Stored data entries:
---------------

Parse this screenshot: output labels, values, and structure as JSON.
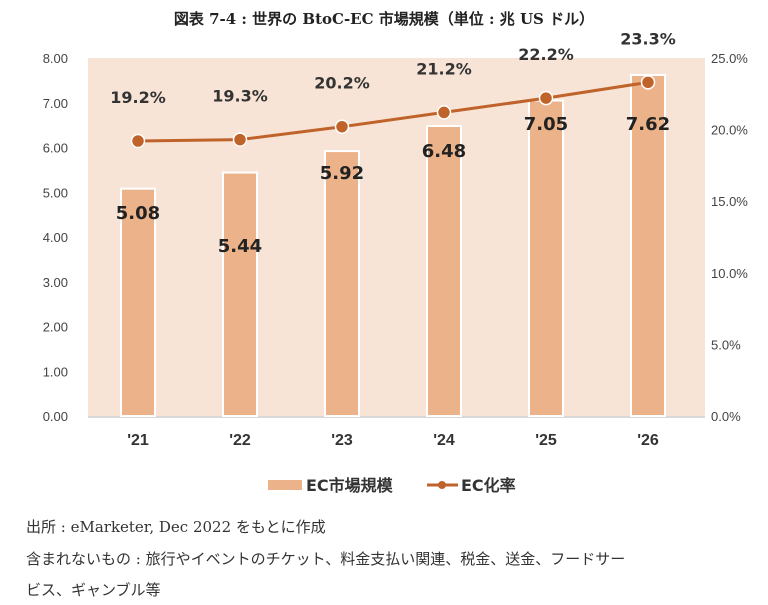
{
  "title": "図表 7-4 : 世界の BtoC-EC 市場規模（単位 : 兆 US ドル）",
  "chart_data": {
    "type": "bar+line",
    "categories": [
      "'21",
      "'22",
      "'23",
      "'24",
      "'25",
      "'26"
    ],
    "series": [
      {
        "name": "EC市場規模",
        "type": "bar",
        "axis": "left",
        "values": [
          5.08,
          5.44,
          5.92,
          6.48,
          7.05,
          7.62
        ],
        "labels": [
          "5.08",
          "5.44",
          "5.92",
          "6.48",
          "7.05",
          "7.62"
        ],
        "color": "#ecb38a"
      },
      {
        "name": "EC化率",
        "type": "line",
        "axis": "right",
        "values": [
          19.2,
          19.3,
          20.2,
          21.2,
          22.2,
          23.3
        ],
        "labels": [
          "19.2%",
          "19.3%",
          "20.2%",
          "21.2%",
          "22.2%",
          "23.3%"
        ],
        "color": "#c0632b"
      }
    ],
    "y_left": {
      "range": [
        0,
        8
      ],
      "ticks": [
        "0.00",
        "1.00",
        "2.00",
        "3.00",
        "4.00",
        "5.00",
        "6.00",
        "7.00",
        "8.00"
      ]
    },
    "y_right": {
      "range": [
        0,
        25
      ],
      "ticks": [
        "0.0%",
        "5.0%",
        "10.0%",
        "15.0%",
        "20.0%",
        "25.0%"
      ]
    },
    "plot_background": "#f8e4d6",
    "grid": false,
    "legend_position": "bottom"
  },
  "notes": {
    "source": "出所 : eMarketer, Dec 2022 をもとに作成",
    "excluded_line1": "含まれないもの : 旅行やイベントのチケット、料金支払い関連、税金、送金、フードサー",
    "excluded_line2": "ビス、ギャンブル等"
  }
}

---------------

PROBLEM: Omit every picture, and otherwise quote the entries exactly.

REPLY:
Parse this screenshot: output labels, values, and structure as JSON.
{
  "title": "図表 7-4 : 世界の BtoC-EC 市場規模（単位 : 兆 US ドル）",
  "chart_data": {
    "type": "bar+line",
    "categories": [
      "'21",
      "'22",
      "'23",
      "'24",
      "'25",
      "'26"
    ],
    "series": [
      {
        "name": "EC市場規模",
        "type": "bar",
        "axis": "left",
        "values": [
          5.08,
          5.44,
          5.92,
          6.48,
          7.05,
          7.62
        ],
        "labels": [
          "5.08",
          "5.44",
          "5.92",
          "6.48",
          "7.05",
          "7.62"
        ],
        "color": "#ecb38a"
      },
      {
        "name": "EC化率",
        "type": "line",
        "axis": "right",
        "values": [
          19.2,
          19.3,
          20.2,
          21.2,
          22.2,
          23.3
        ],
        "labels": [
          "19.2%",
          "19.3%",
          "20.2%",
          "21.2%",
          "22.2%",
          "23.3%"
        ],
        "color": "#c0632b"
      }
    ],
    "y_left": {
      "range": [
        0,
        8
      ],
      "ticks": [
        "0.00",
        "1.00",
        "2.00",
        "3.00",
        "4.00",
        "5.00",
        "6.00",
        "7.00",
        "8.00"
      ]
    },
    "y_right": {
      "range": [
        0,
        25
      ],
      "ticks": [
        "0.0%",
        "5.0%",
        "10.0%",
        "15.0%",
        "20.0%",
        "25.0%"
      ]
    },
    "plot_background": "#f8e4d6",
    "grid": false,
    "legend_position": "bottom"
  },
  "notes": {
    "source": "出所 : eMarketer, Dec 2022 をもとに作成",
    "excluded_line1": "含まれないもの : 旅行やイベントのチケット、料金支払い関連、税金、送金、フードサー",
    "excluded_line2": "ビス、ギャンブル等"
  }
}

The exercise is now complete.